::: Record set

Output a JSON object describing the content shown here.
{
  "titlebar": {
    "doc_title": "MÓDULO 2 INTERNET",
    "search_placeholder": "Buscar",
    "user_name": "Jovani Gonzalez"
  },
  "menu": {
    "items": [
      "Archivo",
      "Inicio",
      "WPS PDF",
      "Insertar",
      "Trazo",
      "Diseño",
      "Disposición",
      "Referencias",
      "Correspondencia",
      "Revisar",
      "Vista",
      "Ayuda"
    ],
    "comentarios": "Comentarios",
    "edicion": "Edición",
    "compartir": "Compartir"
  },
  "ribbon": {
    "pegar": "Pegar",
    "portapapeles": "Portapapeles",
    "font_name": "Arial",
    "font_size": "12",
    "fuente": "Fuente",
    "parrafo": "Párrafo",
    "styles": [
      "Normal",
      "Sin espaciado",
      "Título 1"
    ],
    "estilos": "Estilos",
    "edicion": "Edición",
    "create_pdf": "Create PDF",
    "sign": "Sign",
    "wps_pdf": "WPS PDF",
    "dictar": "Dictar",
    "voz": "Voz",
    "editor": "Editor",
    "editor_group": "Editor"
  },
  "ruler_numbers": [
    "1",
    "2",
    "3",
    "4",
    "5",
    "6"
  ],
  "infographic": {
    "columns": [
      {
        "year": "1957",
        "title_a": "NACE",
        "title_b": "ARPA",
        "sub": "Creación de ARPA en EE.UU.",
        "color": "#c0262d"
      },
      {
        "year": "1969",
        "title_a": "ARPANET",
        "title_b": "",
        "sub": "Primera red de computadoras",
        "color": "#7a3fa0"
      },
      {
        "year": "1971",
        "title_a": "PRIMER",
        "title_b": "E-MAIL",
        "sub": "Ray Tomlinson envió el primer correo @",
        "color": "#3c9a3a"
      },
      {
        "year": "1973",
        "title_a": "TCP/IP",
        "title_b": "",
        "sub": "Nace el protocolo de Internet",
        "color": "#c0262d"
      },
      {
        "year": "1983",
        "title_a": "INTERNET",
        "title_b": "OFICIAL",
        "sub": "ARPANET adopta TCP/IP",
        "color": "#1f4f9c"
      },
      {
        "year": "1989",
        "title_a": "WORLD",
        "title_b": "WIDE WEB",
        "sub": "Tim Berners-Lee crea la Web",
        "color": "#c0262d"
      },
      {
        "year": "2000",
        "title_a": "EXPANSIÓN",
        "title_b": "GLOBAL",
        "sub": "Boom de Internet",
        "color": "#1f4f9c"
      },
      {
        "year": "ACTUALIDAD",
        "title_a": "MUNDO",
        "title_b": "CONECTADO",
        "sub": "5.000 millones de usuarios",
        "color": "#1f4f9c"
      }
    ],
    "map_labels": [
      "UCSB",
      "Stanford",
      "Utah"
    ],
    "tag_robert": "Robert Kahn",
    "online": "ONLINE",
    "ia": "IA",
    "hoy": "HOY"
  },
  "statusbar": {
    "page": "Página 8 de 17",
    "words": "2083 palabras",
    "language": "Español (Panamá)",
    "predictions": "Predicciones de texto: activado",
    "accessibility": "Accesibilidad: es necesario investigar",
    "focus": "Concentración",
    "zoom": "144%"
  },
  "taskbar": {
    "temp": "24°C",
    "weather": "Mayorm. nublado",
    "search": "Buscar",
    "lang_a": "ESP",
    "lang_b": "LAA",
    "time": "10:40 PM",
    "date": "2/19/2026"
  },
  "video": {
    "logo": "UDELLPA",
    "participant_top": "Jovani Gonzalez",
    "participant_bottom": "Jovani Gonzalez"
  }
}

::::::

_Set exercise_. Could you reproduce every record above exactly as it appears?

_Answer to this task_.
Output a JSON object describing the content shown here.
{
  "titlebar": {
    "doc_title": "MÓDULO 2 INTERNET",
    "search_placeholder": "Buscar",
    "user_name": "Jovani Gonzalez"
  },
  "menu": {
    "items": [
      "Archivo",
      "Inicio",
      "WPS PDF",
      "Insertar",
      "Trazo",
      "Diseño",
      "Disposición",
      "Referencias",
      "Correspondencia",
      "Revisar",
      "Vista",
      "Ayuda"
    ],
    "comentarios": "Comentarios",
    "edicion": "Edición",
    "compartir": "Compartir"
  },
  "ribbon": {
    "pegar": "Pegar",
    "portapapeles": "Portapapeles",
    "font_name": "Arial",
    "font_size": "12",
    "fuente": "Fuente",
    "parrafo": "Párrafo",
    "styles": [
      "Normal",
      "Sin espaciado",
      "Título 1"
    ],
    "estilos": "Estilos",
    "edicion": "Edición",
    "create_pdf": "Create PDF",
    "sign": "Sign",
    "wps_pdf": "WPS PDF",
    "dictar": "Dictar",
    "voz": "Voz",
    "editor": "Editor",
    "editor_group": "Editor"
  },
  "ruler_numbers": [
    "1",
    "2",
    "3",
    "4",
    "5",
    "6"
  ],
  "infographic": {
    "columns": [
      {
        "year": "1957",
        "title_a": "NACE",
        "title_b": "ARPA",
        "sub": "Creación de ARPA en EE.UU.",
        "color": "#c0262d"
      },
      {
        "year": "1969",
        "title_a": "ARPANET",
        "title_b": "",
        "sub": "Primera red de computadoras",
        "color": "#7a3fa0"
      },
      {
        "year": "1971",
        "title_a": "PRIMER",
        "title_b": "E-MAIL",
        "sub": "Ray Tomlinson envió el primer correo @",
        "color": "#3c9a3a"
      },
      {
        "year": "1973",
        "title_a": "TCP/IP",
        "title_b": "",
        "sub": "Nace el protocolo de Internet",
        "color": "#c0262d"
      },
      {
        "year": "1983",
        "title_a": "INTERNET",
        "title_b": "OFICIAL",
        "sub": "ARPANET adopta TCP/IP",
        "color": "#1f4f9c"
      },
      {
        "year": "1989",
        "title_a": "WORLD",
        "title_b": "WIDE WEB",
        "sub": "Tim Berners-Lee crea la Web",
        "color": "#c0262d"
      },
      {
        "year": "2000",
        "title_a": "EXPANSIÓN",
        "title_b": "GLOBAL",
        "sub": "Boom de Internet",
        "color": "#1f4f9c"
      },
      {
        "year": "ACTUALIDAD",
        "title_a": "MUNDO",
        "title_b": "CONECTADO",
        "sub": "5.000 millones de usuarios",
        "color": "#1f4f9c"
      }
    ],
    "map_labels": [
      "UCSB",
      "Stanford",
      "Utah"
    ],
    "tag_robert": "Robert Kahn",
    "online": "ONLINE",
    "ia": "IA",
    "hoy": "HOY"
  },
  "statusbar": {
    "page": "Página 8 de 17",
    "words": "2083 palabras",
    "language": "Español (Panamá)",
    "predictions": "Predicciones de texto: activado",
    "accessibility": "Accesibilidad: es necesario investigar",
    "focus": "Concentración",
    "zoom": "144%"
  },
  "taskbar": {
    "temp": "24°C",
    "weather": "Mayorm. nublado",
    "search": "Buscar",
    "lang_a": "ESP",
    "lang_b": "LAA",
    "time": "10:40 PM",
    "date": "2/19/2026"
  },
  "video": {
    "logo": "UDELLPA",
    "participant_top": "Jovani Gonzalez",
    "participant_bottom": "Jovani Gonzalez"
  }
}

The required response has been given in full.